Given exercise
Make an exact copy of all the entries, but do not reproduce the pictures.

Input data
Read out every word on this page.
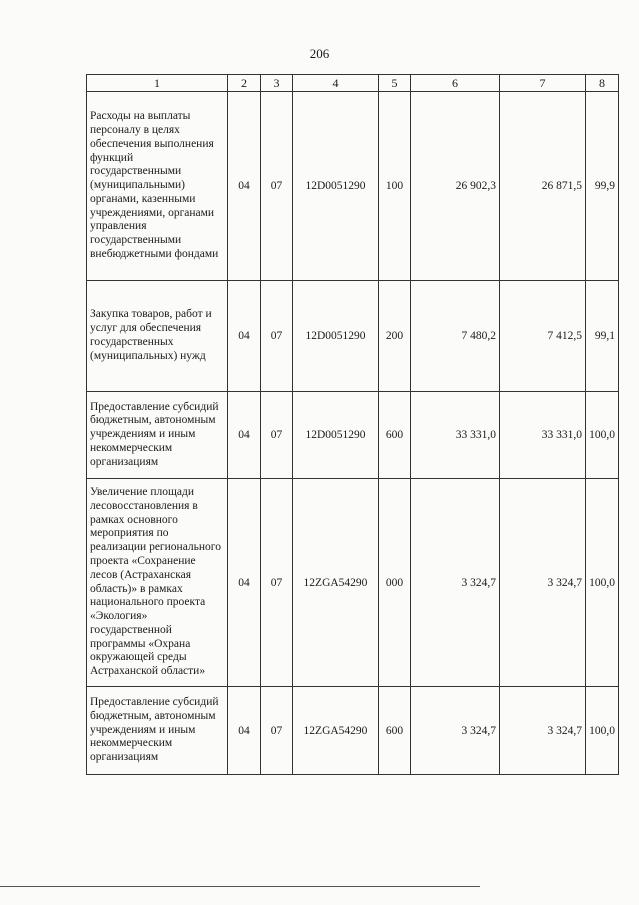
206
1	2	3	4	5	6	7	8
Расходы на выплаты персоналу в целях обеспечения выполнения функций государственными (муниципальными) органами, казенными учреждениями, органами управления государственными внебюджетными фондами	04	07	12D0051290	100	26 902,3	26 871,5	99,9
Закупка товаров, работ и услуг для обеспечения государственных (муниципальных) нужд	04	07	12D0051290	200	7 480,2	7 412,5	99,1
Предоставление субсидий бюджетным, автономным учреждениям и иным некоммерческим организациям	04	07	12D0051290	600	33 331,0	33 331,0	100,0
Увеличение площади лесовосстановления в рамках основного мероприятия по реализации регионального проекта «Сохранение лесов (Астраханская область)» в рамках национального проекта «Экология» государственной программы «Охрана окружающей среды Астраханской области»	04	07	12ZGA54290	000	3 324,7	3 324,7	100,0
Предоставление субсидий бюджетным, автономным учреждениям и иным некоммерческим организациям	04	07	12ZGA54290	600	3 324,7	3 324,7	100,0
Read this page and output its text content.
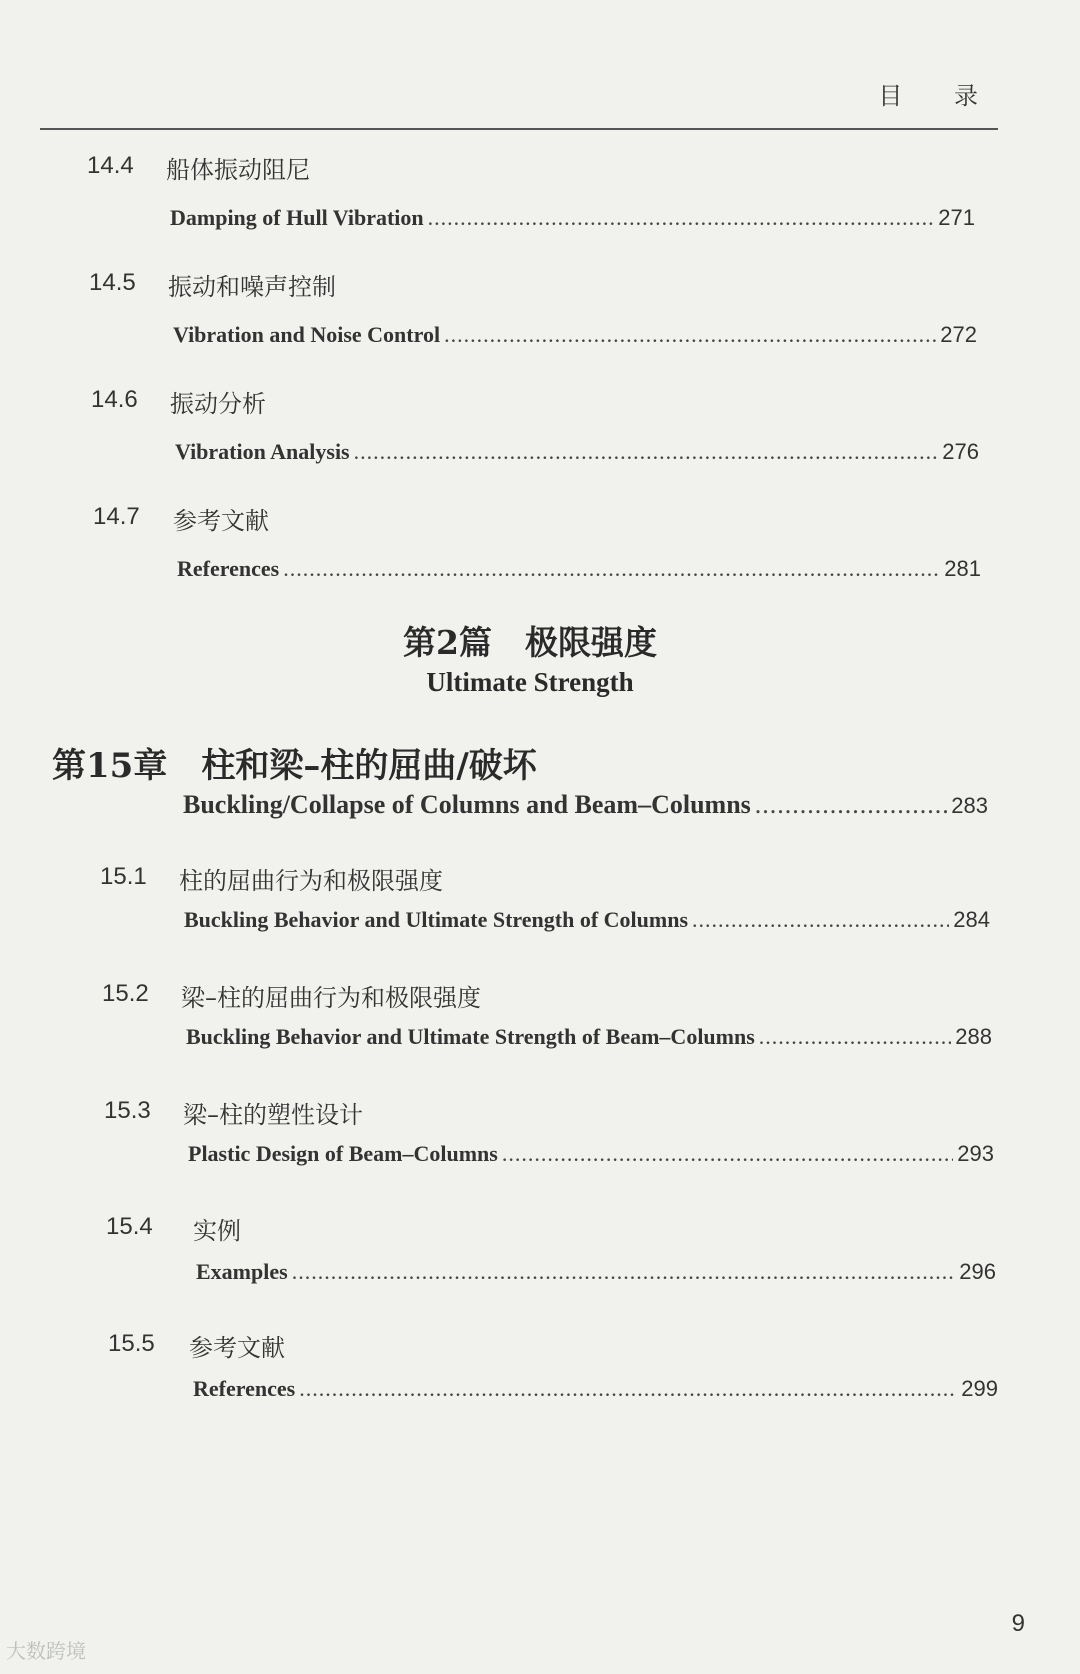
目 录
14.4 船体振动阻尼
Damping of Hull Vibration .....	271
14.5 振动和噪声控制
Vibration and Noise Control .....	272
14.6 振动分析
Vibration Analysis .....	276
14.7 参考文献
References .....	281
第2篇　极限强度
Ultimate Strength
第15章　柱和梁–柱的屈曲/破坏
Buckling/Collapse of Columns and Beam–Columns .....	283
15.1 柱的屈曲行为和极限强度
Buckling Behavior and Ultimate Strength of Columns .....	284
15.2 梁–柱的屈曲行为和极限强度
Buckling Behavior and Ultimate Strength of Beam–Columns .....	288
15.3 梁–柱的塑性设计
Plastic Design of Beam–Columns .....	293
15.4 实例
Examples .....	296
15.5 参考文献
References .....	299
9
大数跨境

Output for this exercise
Read out every word on this page.
206
1	2	3	4	5	6	7	8
Расходы на выплаты персоналу в целях обеспечения выполнения функций государственными (муниципальными) органами, казенными учреждениями, органами управления государственными внебюджетными фондами	04	07	12D0051290	100	26 902,3	26 871,5	99,9
Закупка товаров, работ и услуг для обеспечения государственных (муниципальных) нужд	04	07	12D0051290	200	7 480,2	7 412,5	99,1
Предоставление субсидий бюджетным, автономным учреждениям и иным некоммерческим организациям	04	07	12D0051290	600	33 331,0	33 331,0	100,0
Увеличение площади лесовосстановления в рамках основного мероприятия по реализации регионального проекта «Сохранение лесов (Астраханская область)» в рамках национального проекта «Экология» государственной программы «Охрана окружающей среды Астраханской области»	04	07	12ZGA54290	000	3 324,7	3 324,7	100,0
Предоставление субсидий бюджетным, автономным учреждениям и иным некоммерческим организациям	04	07	12ZGA54290	600	3 324,7	3 324,7	100,0
Read this page and output its text content.
目 录
14.4 船体振动阻尼
Damping of Hull Vibration .....	271
14.5 振动和噪声控制
Vibration and Noise Control .....	272
14.6 振动分析
Vibration Analysis .....	276
14.7 参考文献
References .....	281
第2篇　极限强度
Ultimate Strength
第15章　柱和梁–柱的屈曲/破坏
Buckling/Collapse of Columns and Beam–Columns .....	283
15.1 柱的屈曲行为和极限强度
Buckling Behavior and Ultimate Strength of Columns .....	284
15.2 梁–柱的屈曲行为和极限强度
Buckling Behavior and Ultimate Strength of Beam–Columns .....	288
15.3 梁–柱的塑性设计
Plastic Design of Beam–Columns .....	293
15.4 实例
Examples .....	296
15.5 参考文献
References .....	299
9
大数跨境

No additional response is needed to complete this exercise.